What to produce: Copy out all the records, word for word.

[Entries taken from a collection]
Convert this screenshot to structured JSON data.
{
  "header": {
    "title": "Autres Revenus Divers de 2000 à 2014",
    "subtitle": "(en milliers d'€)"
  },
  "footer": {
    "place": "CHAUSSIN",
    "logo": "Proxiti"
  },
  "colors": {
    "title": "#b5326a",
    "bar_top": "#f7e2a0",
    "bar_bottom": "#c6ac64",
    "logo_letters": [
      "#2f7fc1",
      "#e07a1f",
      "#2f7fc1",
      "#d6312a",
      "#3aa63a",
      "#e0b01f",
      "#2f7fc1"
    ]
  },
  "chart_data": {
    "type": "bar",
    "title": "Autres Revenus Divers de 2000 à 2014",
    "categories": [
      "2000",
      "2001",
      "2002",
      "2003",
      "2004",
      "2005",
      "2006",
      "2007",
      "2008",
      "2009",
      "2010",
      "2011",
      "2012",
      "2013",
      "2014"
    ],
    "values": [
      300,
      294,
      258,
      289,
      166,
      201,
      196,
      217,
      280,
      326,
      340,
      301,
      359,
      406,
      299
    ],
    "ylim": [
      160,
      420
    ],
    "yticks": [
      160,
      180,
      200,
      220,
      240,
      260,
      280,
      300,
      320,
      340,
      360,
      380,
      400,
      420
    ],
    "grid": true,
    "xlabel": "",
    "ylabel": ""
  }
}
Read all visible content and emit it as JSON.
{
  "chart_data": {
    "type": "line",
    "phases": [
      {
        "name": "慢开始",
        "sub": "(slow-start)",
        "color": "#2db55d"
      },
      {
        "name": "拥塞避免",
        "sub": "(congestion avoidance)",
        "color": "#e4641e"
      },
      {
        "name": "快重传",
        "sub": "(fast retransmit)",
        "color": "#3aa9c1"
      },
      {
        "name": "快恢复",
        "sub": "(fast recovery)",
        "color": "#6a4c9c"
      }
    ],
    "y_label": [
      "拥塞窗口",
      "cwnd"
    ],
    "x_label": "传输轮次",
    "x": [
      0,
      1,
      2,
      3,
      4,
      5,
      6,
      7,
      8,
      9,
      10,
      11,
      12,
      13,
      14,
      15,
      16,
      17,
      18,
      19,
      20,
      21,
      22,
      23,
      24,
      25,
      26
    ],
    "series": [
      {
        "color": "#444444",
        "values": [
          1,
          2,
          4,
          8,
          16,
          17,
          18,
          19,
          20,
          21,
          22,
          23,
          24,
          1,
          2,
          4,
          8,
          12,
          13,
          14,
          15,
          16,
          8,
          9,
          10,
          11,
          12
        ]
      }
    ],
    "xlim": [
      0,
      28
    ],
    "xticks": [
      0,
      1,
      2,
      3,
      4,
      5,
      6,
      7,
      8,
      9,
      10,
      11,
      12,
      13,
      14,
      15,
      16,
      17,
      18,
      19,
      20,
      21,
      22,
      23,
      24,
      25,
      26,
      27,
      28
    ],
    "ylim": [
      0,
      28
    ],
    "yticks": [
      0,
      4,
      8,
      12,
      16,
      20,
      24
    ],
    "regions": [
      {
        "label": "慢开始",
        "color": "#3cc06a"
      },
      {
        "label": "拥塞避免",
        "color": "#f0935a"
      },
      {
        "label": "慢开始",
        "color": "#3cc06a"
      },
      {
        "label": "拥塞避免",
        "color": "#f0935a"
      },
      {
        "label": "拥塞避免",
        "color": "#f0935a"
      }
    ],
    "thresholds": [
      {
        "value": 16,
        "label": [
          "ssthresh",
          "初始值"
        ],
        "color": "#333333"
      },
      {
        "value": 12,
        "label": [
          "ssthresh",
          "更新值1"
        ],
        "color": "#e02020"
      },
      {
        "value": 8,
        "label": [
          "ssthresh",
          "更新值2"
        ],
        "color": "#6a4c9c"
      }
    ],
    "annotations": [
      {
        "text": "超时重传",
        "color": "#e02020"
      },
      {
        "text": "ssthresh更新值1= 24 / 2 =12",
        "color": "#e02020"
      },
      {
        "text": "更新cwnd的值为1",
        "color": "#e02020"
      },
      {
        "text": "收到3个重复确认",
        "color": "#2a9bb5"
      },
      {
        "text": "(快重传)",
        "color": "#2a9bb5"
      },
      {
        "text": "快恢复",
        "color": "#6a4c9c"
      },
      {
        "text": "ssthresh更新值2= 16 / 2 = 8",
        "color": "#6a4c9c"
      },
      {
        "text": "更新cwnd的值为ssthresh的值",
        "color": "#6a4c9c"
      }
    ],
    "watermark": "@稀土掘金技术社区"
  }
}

Answer in full:
Convert this screenshot to structured JSON data.
{
  "header": {
    "title": "Autres Revenus Divers de 2000 à 2014",
    "subtitle": "(en milliers d'€)"
  },
  "footer": {
    "place": "CHAUSSIN",
    "logo": "Proxiti"
  },
  "colors": {
    "title": "#b5326a",
    "bar_top": "#f7e2a0",
    "bar_bottom": "#c6ac64",
    "logo_letters": [
      "#2f7fc1",
      "#e07a1f",
      "#2f7fc1",
      "#d6312a",
      "#3aa63a",
      "#e0b01f",
      "#2f7fc1"
    ]
  },
  "chart_data": {
    "type": "bar",
    "title": "Autres Revenus Divers de 2000 à 2014",
    "categories": [
      "2000",
      "2001",
      "2002",
      "2003",
      "2004",
      "2005",
      "2006",
      "2007",
      "2008",
      "2009",
      "2010",
      "2011",
      "2012",
      "2013",
      "2014"
    ],
    "values": [
      300,
      294,
      258,
      289,
      166,
      201,
      196,
      217,
      280,
      326,
      340,
      301,
      359,
      406,
      299
    ],
    "ylim": [
      160,
      420
    ],
    "yticks": [
      160,
      180,
      200,
      220,
      240,
      260,
      280,
      300,
      320,
      340,
      360,
      380,
      400,
      420
    ],
    "grid": true,
    "xlabel": "",
    "ylabel": ""
  }
}
Read all visible content and emit it as JSON.
{
  "chart_data": {
    "type": "line",
    "phases": [
      {
        "name": "慢开始",
        "sub": "(slow-start)",
        "color": "#2db55d"
      },
      {
        "name": "拥塞避免",
        "sub": "(congestion avoidance)",
        "color": "#e4641e"
      },
      {
        "name": "快重传",
        "sub": "(fast retransmit)",
        "color": "#3aa9c1"
      },
      {
        "name": "快恢复",
        "sub": "(fast recovery)",
        "color": "#6a4c9c"
      }
    ],
    "y_label": [
      "拥塞窗口",
      "cwnd"
    ],
    "x_label": "传输轮次",
    "x": [
      0,
      1,
      2,
      3,
      4,
      5,
      6,
      7,
      8,
      9,
      10,
      11,
      12,
      13,
      14,
      15,
      16,
      17,
      18,
      19,
      20,
      21,
      22,
      23,
      24,
      25,
      26
    ],
    "series": [
      {
        "color": "#444444",
        "values": [
          1,
          2,
          4,
          8,
          16,
          17,
          18,
          19,
          20,
          21,
          22,
          23,
          24,
          1,
          2,
          4,
          8,
          12,
          13,
          14,
          15,
          16,
          8,
          9,
          10,
          11,
          12
        ]
      }
    ],
    "xlim": [
      0,
      28
    ],
    "xticks": [
      0,
      1,
      2,
      3,
      4,
      5,
      6,
      7,
      8,
      9,
      10,
      11,
      12,
      13,
      14,
      15,
      16,
      17,
      18,
      19,
      20,
      21,
      22,
      23,
      24,
      25,
      26,
      27,
      28
    ],
    "ylim": [
      0,
      28
    ],
    "yticks": [
      0,
      4,
      8,
      12,
      16,
      20,
      24
    ],
    "regions": [
      {
        "label": "慢开始",
        "color": "#3cc06a"
      },
      {
        "label": "拥塞避免",
        "color": "#f0935a"
      },
      {
        "label": "慢开始",
        "color": "#3cc06a"
      },
      {
        "label": "拥塞避免",
        "color": "#f0935a"
      },
      {
        "label": "拥塞避免",
        "color": "#f0935a"
      }
    ],
    "thresholds": [
      {
        "value": 16,
        "label": [
          "ssthresh",
          "初始值"
        ],
        "color": "#333333"
      },
      {
        "value": 12,
        "label": [
          "ssthresh",
          "更新值1"
        ],
        "color": "#e02020"
      },
      {
        "value": 8,
        "label": [
          "ssthresh",
          "更新值2"
        ],
        "color": "#6a4c9c"
      }
    ],
    "annotations": [
      {
        "text": "超时重传",
        "color": "#e02020"
      },
      {
        "text": "ssthresh更新值1= 24 / 2 =12",
        "color": "#e02020"
      },
      {
        "text": "更新cwnd的值为1",
        "color": "#e02020"
      },
      {
        "text": "收到3个重复确认",
        "color": "#2a9bb5"
      },
      {
        "text": "(快重传)",
        "color": "#2a9bb5"
      },
      {
        "text": "快恢复",
        "color": "#6a4c9c"
      },
      {
        "text": "ssthresh更新值2= 16 / 2 = 8",
        "color": "#6a4c9c"
      },
      {
        "text": "更新cwnd的值为ssthresh的值",
        "color": "#6a4c9c"
      }
    ],
    "watermark": "@稀土掘金技术社区"
  }
}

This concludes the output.